Task prompt
Say how many lines include "that", with no words around the number.

[Dataset listings of figures]
_ _ _ _ _ _ _
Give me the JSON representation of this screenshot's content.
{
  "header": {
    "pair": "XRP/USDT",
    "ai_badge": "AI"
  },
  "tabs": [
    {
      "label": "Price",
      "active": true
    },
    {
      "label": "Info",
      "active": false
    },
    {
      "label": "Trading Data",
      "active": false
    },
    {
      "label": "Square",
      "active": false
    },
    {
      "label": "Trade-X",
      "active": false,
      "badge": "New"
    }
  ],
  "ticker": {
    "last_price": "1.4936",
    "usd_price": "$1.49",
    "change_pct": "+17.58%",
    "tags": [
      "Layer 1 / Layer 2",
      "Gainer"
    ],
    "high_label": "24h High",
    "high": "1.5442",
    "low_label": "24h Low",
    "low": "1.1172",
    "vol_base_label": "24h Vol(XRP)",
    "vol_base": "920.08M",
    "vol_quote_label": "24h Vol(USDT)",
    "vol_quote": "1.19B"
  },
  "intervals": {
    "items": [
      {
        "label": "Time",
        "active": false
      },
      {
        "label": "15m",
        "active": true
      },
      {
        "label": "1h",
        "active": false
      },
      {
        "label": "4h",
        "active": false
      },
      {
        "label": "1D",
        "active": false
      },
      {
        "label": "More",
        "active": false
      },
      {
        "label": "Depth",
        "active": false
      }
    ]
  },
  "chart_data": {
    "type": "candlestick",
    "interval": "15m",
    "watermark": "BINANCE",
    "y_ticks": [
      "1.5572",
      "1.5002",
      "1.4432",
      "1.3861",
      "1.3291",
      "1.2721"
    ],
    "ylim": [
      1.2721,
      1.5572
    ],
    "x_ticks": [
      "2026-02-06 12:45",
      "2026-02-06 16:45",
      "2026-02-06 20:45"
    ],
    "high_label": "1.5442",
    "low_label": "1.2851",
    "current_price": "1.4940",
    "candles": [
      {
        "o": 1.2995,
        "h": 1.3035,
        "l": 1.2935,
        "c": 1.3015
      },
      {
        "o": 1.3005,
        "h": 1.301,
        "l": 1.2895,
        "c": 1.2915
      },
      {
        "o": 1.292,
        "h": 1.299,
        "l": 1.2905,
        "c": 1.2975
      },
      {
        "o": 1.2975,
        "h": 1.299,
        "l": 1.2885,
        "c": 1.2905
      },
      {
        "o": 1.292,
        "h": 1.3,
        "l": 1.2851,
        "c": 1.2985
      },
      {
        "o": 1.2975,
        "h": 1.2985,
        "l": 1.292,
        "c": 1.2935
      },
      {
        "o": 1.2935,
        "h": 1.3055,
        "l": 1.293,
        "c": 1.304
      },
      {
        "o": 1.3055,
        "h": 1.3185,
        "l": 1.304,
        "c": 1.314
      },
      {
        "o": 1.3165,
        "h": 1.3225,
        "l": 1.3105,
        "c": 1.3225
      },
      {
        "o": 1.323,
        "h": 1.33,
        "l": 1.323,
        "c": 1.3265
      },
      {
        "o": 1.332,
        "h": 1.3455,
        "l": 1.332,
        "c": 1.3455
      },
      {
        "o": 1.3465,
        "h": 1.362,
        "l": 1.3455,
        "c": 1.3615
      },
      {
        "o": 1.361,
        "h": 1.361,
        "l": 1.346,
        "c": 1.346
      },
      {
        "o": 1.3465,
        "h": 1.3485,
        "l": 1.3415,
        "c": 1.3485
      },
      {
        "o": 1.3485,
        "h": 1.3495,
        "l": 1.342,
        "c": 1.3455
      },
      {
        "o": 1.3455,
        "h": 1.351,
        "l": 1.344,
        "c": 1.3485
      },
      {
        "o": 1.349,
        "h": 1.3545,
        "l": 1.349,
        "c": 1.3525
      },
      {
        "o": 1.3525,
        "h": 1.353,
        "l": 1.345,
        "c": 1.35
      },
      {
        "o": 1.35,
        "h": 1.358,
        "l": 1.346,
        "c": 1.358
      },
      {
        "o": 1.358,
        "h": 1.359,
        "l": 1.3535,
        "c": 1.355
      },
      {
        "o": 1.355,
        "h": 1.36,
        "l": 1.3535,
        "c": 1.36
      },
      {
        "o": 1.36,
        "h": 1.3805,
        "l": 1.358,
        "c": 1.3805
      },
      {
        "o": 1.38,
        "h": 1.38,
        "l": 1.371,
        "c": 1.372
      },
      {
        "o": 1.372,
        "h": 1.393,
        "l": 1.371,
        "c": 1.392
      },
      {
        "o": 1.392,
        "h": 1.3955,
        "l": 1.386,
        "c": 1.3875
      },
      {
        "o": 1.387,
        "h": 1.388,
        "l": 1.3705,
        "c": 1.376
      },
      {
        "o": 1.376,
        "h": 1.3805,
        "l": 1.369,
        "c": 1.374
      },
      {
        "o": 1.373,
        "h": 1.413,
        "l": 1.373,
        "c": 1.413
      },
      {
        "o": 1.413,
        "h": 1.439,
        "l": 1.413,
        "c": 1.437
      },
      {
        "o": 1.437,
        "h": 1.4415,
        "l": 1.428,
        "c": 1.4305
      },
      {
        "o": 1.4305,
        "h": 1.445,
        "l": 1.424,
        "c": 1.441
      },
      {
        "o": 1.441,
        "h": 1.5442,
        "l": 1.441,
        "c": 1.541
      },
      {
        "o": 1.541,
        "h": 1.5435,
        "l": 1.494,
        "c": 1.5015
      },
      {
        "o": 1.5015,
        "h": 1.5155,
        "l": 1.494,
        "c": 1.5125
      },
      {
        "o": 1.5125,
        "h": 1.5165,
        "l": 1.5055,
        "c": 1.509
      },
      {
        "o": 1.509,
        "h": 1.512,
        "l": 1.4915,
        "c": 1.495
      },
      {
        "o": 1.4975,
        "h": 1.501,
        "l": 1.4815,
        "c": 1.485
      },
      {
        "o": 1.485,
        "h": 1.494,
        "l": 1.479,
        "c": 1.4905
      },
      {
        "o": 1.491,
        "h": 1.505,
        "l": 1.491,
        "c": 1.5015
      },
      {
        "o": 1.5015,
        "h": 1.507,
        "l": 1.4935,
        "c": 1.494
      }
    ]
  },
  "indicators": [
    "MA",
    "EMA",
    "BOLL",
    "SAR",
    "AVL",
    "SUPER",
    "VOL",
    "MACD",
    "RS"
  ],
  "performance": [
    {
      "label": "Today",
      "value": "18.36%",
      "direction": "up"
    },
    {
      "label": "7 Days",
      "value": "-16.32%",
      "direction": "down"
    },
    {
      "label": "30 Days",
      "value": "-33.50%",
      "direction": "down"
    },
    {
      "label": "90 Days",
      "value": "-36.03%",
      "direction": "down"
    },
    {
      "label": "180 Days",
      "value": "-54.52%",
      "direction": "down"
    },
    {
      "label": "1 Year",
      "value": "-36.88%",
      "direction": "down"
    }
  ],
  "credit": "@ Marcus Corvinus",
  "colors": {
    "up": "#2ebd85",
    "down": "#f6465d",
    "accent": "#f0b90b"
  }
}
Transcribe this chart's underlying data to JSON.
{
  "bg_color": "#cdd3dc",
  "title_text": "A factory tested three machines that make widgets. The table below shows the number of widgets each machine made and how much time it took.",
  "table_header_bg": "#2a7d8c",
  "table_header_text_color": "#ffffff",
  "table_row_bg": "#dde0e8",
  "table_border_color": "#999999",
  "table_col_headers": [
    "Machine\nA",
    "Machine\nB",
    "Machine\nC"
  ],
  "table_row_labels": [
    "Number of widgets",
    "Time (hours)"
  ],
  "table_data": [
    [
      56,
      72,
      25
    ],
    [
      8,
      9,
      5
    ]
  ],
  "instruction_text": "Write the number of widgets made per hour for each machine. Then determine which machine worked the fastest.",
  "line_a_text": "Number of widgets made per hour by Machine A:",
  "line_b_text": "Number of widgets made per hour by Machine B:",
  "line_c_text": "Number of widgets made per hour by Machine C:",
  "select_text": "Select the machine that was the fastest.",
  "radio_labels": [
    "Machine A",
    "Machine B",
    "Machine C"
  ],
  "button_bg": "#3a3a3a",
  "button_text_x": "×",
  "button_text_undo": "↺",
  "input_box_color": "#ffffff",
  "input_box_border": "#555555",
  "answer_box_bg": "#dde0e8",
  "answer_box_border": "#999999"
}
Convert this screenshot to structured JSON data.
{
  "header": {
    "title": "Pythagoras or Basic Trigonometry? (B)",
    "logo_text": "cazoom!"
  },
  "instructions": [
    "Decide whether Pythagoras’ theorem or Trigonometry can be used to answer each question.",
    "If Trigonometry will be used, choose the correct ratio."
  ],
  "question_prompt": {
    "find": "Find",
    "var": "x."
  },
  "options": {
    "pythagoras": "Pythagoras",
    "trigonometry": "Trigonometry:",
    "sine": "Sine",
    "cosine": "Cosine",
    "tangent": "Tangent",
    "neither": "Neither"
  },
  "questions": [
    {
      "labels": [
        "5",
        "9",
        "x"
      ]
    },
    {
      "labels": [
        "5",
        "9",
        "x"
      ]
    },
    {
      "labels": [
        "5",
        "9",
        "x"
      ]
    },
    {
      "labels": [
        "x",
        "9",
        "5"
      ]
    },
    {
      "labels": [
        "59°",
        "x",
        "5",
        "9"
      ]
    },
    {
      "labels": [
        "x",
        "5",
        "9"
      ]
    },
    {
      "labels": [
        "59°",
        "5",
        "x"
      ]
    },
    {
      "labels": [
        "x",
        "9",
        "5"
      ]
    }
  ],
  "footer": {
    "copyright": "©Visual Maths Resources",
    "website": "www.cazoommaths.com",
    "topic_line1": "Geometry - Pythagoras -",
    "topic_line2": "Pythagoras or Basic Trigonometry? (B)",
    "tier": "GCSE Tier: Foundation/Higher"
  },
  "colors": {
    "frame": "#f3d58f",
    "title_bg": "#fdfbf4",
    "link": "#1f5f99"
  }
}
_ _ _ _ _ _ _
The solution
2